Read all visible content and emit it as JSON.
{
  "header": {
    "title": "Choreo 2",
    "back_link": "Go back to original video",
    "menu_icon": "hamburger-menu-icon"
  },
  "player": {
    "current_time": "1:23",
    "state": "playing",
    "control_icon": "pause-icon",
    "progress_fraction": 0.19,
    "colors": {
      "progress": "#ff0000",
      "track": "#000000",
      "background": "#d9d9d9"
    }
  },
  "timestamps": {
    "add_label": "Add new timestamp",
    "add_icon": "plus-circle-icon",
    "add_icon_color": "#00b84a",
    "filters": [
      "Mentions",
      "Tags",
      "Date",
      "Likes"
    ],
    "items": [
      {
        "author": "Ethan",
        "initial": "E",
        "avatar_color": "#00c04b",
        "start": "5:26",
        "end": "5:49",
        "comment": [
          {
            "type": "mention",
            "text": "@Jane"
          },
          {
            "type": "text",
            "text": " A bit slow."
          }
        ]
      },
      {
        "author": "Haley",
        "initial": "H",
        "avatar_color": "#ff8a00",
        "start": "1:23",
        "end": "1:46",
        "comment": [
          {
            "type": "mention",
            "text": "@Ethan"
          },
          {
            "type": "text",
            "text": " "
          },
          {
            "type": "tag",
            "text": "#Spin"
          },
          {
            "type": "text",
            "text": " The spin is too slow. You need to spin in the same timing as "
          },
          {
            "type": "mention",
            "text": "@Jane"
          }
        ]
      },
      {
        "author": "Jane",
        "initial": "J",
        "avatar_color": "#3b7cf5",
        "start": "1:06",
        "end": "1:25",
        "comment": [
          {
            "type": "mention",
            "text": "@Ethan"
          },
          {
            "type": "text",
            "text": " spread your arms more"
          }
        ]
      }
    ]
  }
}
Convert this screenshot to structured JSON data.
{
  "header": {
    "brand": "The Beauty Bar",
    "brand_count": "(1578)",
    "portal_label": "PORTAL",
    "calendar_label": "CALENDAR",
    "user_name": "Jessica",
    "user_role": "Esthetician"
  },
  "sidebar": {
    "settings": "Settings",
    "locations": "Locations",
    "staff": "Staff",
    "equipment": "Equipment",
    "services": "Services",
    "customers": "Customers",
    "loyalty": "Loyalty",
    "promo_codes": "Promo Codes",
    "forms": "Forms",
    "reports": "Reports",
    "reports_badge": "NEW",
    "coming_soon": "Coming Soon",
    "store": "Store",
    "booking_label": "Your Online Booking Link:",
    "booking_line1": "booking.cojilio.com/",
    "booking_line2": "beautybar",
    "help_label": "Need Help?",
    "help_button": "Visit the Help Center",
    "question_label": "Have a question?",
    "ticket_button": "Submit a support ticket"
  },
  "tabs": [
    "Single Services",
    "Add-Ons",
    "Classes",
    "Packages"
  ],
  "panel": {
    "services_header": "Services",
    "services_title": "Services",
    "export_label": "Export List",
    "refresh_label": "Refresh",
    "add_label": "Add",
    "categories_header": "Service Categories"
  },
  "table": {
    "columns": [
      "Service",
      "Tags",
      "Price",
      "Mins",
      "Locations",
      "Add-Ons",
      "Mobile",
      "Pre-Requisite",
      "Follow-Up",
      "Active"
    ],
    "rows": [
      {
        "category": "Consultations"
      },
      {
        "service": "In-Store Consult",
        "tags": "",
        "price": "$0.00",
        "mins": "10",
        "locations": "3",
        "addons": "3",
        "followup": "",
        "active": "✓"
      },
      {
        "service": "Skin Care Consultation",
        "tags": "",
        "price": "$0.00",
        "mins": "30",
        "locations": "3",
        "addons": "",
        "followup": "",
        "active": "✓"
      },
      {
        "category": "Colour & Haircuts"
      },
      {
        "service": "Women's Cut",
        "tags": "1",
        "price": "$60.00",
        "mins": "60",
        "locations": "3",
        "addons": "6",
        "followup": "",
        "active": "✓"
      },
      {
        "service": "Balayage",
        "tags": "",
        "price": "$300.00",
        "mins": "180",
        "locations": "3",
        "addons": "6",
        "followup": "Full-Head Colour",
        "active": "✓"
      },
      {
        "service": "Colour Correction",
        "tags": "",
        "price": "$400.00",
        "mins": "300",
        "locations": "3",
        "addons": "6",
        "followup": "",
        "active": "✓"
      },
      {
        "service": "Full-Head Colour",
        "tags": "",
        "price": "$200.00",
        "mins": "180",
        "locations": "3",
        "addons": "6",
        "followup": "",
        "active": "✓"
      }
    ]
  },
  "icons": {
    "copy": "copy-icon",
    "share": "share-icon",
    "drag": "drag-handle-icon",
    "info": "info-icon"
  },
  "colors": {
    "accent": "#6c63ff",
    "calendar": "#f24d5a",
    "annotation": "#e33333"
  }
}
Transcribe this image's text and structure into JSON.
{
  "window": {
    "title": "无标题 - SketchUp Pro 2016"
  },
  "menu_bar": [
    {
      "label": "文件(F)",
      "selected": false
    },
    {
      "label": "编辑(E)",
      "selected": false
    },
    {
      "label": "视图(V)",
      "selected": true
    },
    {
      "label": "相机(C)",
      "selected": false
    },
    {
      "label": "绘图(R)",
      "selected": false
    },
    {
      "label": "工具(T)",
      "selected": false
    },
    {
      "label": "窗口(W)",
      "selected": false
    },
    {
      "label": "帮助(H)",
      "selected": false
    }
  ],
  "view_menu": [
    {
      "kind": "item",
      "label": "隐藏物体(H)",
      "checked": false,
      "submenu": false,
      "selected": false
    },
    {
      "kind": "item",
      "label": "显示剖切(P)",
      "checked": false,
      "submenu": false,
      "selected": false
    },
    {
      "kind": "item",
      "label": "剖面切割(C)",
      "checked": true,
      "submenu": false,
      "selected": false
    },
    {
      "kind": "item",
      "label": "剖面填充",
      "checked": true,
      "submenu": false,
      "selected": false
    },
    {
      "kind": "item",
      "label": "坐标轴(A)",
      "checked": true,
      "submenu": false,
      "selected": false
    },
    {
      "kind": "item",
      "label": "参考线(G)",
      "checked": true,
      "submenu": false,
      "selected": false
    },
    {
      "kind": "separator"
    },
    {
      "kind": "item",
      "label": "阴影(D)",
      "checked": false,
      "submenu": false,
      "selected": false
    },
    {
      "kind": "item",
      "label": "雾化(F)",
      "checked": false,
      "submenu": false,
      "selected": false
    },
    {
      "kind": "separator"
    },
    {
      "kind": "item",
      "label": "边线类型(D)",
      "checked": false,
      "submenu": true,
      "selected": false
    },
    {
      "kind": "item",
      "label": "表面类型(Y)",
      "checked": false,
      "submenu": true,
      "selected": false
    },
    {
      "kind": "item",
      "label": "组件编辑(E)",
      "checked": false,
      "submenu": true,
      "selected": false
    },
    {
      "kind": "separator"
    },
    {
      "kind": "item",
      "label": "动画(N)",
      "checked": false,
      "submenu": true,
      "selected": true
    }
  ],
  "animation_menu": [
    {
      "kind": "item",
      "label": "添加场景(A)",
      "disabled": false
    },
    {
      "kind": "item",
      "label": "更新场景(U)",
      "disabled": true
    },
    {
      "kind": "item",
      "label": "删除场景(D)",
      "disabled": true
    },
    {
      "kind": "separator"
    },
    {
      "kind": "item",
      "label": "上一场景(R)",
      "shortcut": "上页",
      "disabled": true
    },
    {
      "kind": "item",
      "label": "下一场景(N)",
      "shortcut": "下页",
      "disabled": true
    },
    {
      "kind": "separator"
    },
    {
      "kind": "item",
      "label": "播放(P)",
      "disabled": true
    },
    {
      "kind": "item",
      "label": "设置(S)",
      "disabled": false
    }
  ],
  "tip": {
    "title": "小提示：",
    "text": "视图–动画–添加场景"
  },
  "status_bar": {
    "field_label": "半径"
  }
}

• [Prompt] Set down each entry again, unchanged.

• [The completed task]
Read all visible content and emit it as JSON.
{
  "header": {
    "title": "Choreo 2",
    "back_link": "Go back to original video",
    "menu_icon": "hamburger-menu-icon"
  },
  "player": {
    "current_time": "1:23",
    "state": "playing",
    "control_icon": "pause-icon",
    "progress_fraction": 0.19,
    "colors": {
      "progress": "#ff0000",
      "track": "#000000",
      "background": "#d9d9d9"
    }
  },
  "timestamps": {
    "add_label": "Add new timestamp",
    "add_icon": "plus-circle-icon",
    "add_icon_color": "#00b84a",
    "filters": [
      "Mentions",
      "Tags",
      "Date",
      "Likes"
    ],
    "items": [
      {
        "author": "Ethan",
        "initial": "E",
        "avatar_color": "#00c04b",
        "start": "5:26",
        "end": "5:49",
        "comment": [
          {
            "type": "mention",
            "text": "@Jane"
          },
          {
            "type": "text",
            "text": " A bit slow."
          }
        ]
      },
      {
        "author": "Haley",
        "initial": "H",
        "avatar_color": "#ff8a00",
        "start": "1:23",
        "end": "1:46",
        "comment": [
          {
            "type": "mention",
            "text": "@Ethan"
          },
          {
            "type": "text",
            "text": " "
          },
          {
            "type": "tag",
            "text": "#Spin"
          },
          {
            "type": "text",
            "text": " The spin is too slow. You need to spin in the same timing as "
          },
          {
            "type": "mention",
            "text": "@Jane"
          }
        ]
      },
      {
        "author": "Jane",
        "initial": "J",
        "avatar_color": "#3b7cf5",
        "start": "1:06",
        "end": "1:25",
        "comment": [
          {
            "type": "mention",
            "text": "@Ethan"
          },
          {
            "type": "text",
            "text": " spread your arms more"
          }
        ]
      }
    ]
  }
}
Convert this screenshot to structured JSON data.
{
  "header": {
    "brand": "The Beauty Bar",
    "brand_count": "(1578)",
    "portal_label": "PORTAL",
    "calendar_label": "CALENDAR",
    "user_name": "Jessica",
    "user_role": "Esthetician"
  },
  "sidebar": {
    "settings": "Settings",
    "locations": "Locations",
    "staff": "Staff",
    "equipment": "Equipment",
    "services": "Services",
    "customers": "Customers",
    "loyalty": "Loyalty",
    "promo_codes": "Promo Codes",
    "forms": "Forms",
    "reports": "Reports",
    "reports_badge": "NEW",
    "coming_soon": "Coming Soon",
    "store": "Store",
    "booking_label": "Your Online Booking Link:",
    "booking_line1": "booking.cojilio.com/",
    "booking_line2": "beautybar",
    "help_label": "Need Help?",
    "help_button": "Visit the Help Center",
    "question_label": "Have a question?",
    "ticket_button": "Submit a support ticket"
  },
  "tabs": [
    "Single Services",
    "Add-Ons",
    "Classes",
    "Packages"
  ],
  "panel": {
    "services_header": "Services",
    "services_title": "Services",
    "export_label": "Export List",
    "refresh_label": "Refresh",
    "add_label": "Add",
    "categories_header": "Service Categories"
  },
  "table": {
    "columns": [
      "Service",
      "Tags",
      "Price",
      "Mins",
      "Locations",
      "Add-Ons",
      "Mobile",
      "Pre-Requisite",
      "Follow-Up",
      "Active"
    ],
    "rows": [
      {
        "category": "Consultations"
      },
      {
        "service": "In-Store Consult",
        "tags": "",
        "price": "$0.00",
        "mins": "10",
        "locations": "3",
        "addons": "3",
        "followup": "",
        "active": "✓"
      },
      {
        "service": "Skin Care Consultation",
        "tags": "",
        "price": "$0.00",
        "mins": "30",
        "locations": "3",
        "addons": "",
        "followup": "",
        "active": "✓"
      },
      {
        "category": "Colour & Haircuts"
      },
      {
        "service": "Women's Cut",
        "tags": "1",
        "price": "$60.00",
        "mins": "60",
        "locations": "3",
        "addons": "6",
        "followup": "",
        "active": "✓"
      },
      {
        "service": "Balayage",
        "tags": "",
        "price": "$300.00",
        "mins": "180",
        "locations": "3",
        "addons": "6",
        "followup": "Full-Head Colour",
        "active": "✓"
      },
      {
        "service": "Colour Correction",
        "tags": "",
        "price": "$400.00",
        "mins": "300",
        "locations": "3",
        "addons": "6",
        "followup": "",
        "active": "✓"
      },
      {
        "service": "Full-Head Colour",
        "tags": "",
        "price": "$200.00",
        "mins": "180",
        "locations": "3",
        "addons": "6",
        "followup": "",
        "active": "✓"
      }
    ]
  },
  "icons": {
    "copy": "copy-icon",
    "share": "share-icon",
    "drag": "drag-handle-icon",
    "info": "info-icon"
  },
  "colors": {
    "accent": "#6c63ff",
    "calendar": "#f24d5a",
    "annotation": "#e33333"
  }
}
Transcribe this image's text and structure into JSON.
{
  "window": {
    "title": "无标题 - SketchUp Pro 2016"
  },
  "menu_bar": [
    {
      "label": "文件(F)",
      "selected": false
    },
    {
      "label": "编辑(E)",
      "selected": false
    },
    {
      "label": "视图(V)",
      "selected": true
    },
    {
      "label": "相机(C)",
      "selected": false
    },
    {
      "label": "绘图(R)",
      "selected": false
    },
    {
      "label": "工具(T)",
      "selected": false
    },
    {
      "label": "窗口(W)",
      "selected": false
    },
    {
      "label": "帮助(H)",
      "selected": false
    }
  ],
  "view_menu": [
    {
      "kind": "item",
      "label": "隐藏物体(H)",
      "checked": false,
      "submenu": false,
      "selected": false
    },
    {
      "kind": "item",
      "label": "显示剖切(P)",
      "checked": false,
      "submenu": false,
      "selected": false
    },
    {
      "kind": "item",
      "label": "剖面切割(C)",
      "checked": true,
      "submenu": false,
      "selected": false
    },
    {
      "kind": "item",
      "label": "剖面填充",
      "checked": true,
      "submenu": false,
      "selected": false
    },
    {
      "kind": "item",
      "label": "坐标轴(A)",
      "checked": true,
      "submenu": false,
      "selected": false
    },
    {
      "kind": "item",
      "label": "参考线(G)",
      "checked": true,
      "submenu": false,
      "selected": false
    },
    {
      "kind": "separator"
    },
    {
      "kind": "item",
      "label": "阴影(D)",
      "checked": false,
      "submenu": false,
      "selected": false
    },
    {
      "kind": "item",
      "label": "雾化(F)",
      "checked": false,
      "submenu": false,
      "selected": false
    },
    {
      "kind": "separator"
    },
    {
      "kind": "item",
      "label": "边线类型(D)",
      "checked": false,
      "submenu": true,
      "selected": false
    },
    {
      "kind": "item",
      "label": "表面类型(Y)",
      "checked": false,
      "submenu": true,
      "selected": false
    },
    {
      "kind": "item",
      "label": "组件编辑(E)",
      "checked": false,
      "submenu": true,
      "selected": false
    },
    {
      "kind": "separator"
    },
    {
      "kind": "item",
      "label": "动画(N)",
      "checked": false,
      "submenu": true,
      "selected": true
    }
  ],
  "animation_menu": [
    {
      "kind": "item",
      "label": "添加场景(A)",
      "disabled": false
    },
    {
      "kind": "item",
      "label": "更新场景(U)",
      "disabled": true
    },
    {
      "kind": "item",
      "label": "删除场景(D)",
      "disabled": true
    },
    {
      "kind": "separator"
    },
    {
      "kind": "item",
      "label": "上一场景(R)",
      "shortcut": "上页",
      "disabled": true
    },
    {
      "kind": "item",
      "label": "下一场景(N)",
      "shortcut": "下页",
      "disabled": true
    },
    {
      "kind": "separator"
    },
    {
      "kind": "item",
      "label": "播放(P)",
      "disabled": true
    },
    {
      "kind": "item",
      "label": "设置(S)",
      "disabled": false
    }
  ],
  "tip": {
    "title": "小提示：",
    "text": "视图–动画–添加场景"
  },
  "status_bar": {
    "field_label": "半径"
  }
}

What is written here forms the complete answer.